**GIVEN REQUEST:** Exactly reproduce the lines that follow.

**Rows from a dataset:**
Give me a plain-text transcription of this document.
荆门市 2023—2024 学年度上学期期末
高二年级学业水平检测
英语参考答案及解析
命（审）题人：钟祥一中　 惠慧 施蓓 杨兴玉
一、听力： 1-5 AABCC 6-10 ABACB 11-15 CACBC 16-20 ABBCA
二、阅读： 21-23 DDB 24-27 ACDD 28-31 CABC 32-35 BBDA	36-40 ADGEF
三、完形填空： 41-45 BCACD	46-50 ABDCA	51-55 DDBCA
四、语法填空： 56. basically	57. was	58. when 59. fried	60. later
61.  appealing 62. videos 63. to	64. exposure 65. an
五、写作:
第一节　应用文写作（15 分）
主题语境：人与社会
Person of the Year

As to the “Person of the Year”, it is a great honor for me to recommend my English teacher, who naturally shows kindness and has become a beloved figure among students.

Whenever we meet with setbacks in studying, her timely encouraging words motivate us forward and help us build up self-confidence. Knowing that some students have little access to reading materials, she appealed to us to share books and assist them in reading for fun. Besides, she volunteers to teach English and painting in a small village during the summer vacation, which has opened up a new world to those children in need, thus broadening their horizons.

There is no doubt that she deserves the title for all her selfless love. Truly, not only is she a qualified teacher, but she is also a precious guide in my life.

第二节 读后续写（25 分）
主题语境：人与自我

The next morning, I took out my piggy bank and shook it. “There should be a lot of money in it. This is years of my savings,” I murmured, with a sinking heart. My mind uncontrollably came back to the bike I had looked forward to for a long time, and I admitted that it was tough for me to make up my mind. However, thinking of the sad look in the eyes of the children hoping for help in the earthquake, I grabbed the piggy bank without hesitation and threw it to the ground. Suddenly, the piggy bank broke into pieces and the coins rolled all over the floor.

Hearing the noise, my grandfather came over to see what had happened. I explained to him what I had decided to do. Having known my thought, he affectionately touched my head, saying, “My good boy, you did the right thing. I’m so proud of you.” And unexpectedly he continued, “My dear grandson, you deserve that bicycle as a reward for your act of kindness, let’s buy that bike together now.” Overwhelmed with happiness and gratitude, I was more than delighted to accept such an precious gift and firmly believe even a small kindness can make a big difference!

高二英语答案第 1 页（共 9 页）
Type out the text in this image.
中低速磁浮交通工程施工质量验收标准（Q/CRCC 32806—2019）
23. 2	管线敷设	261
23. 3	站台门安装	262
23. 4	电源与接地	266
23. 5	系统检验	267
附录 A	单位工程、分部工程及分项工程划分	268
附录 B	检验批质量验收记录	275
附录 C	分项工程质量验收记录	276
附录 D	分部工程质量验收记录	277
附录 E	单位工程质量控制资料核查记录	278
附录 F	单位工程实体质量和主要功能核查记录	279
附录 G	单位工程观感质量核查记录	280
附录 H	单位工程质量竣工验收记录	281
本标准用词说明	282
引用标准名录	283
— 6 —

**CORRECT RESPONSE:**
Give me a plain-text transcription of this document.
荆门市 2023—2024 学年度上学期期末
高二年级学业水平检测
英语参考答案及解析
命（审）题人：钟祥一中　 惠慧 施蓓 杨兴玉
一、听力： 1-5 AABCC 6-10 ABACB 11-15 CACBC 16-20 ABBCA
二、阅读： 21-23 DDB 24-27 ACDD 28-31 CABC 32-35 BBDA	36-40 ADGEF
三、完形填空： 41-45 BCACD	46-50 ABDCA	51-55 DDBCA
四、语法填空： 56. basically	57. was	58. when 59. fried	60. later
61.  appealing 62. videos 63. to	64. exposure 65. an
五、写作:
第一节　应用文写作（15 分）
主题语境：人与社会
Person of the Year

As to the “Person of the Year”, it is a great honor for me to recommend my English teacher, who naturally shows kindness and has become a beloved figure among students.

Whenever we meet with setbacks in studying, her timely encouraging words motivate us forward and help us build up self-confidence. Knowing that some students have little access to reading materials, she appealed to us to share books and assist them in reading for fun. Besides, she volunteers to teach English and painting in a small village during the summer vacation, which has opened up a new world to those children in need, thus broadening their horizons.

There is no doubt that she deserves the title for all her selfless love. Truly, not only is she a qualified teacher, but she is also a precious guide in my life.

第二节 读后续写（25 分）
主题语境：人与自我

The next morning, I took out my piggy bank and shook it. “There should be a lot of money in it. This is years of my savings,” I murmured, with a sinking heart. My mind uncontrollably came back to the bike I had looked forward to for a long time, and I admitted that it was tough for me to make up my mind. However, thinking of the sad look in the eyes of the children hoping for help in the earthquake, I grabbed the piggy bank without hesitation and threw it to the ground. Suddenly, the piggy bank broke into pieces and the coins rolled all over the floor.

Hearing the noise, my grandfather came over to see what had happened. I explained to him what I had decided to do. Having known my thought, he affectionately touched my head, saying, “My good boy, you did the right thing. I’m so proud of you.” And unexpectedly he continued, “My dear grandson, you deserve that bicycle as a reward for your act of kindness, let’s buy that bike together now.” Overwhelmed with happiness and gratitude, I was more than delighted to accept such an precious gift and firmly believe even a small kindness can make a big difference!

高二英语答案第 1 页（共 9 页）
Type out the text in this image.
中低速磁浮交通工程施工质量验收标准（Q/CRCC 32806—2019）
23. 2	管线敷设	261
23. 3	站台门安装	262
23. 4	电源与接地	266
23. 5	系统检验	267
附录 A	单位工程、分部工程及分项工程划分	268
附录 B	检验批质量验收记录	275
附录 C	分项工程质量验收记录	276
附录 D	分部工程质量验收记录	277
附录 E	单位工程质量控制资料核查记录	278
附录 F	单位工程实体质量和主要功能核查记录	279
附录 G	单位工程观感质量核查记录	280
附录 H	单位工程质量竣工验收记录	281
本标准用词说明	282
引用标准名录	283
— 6 —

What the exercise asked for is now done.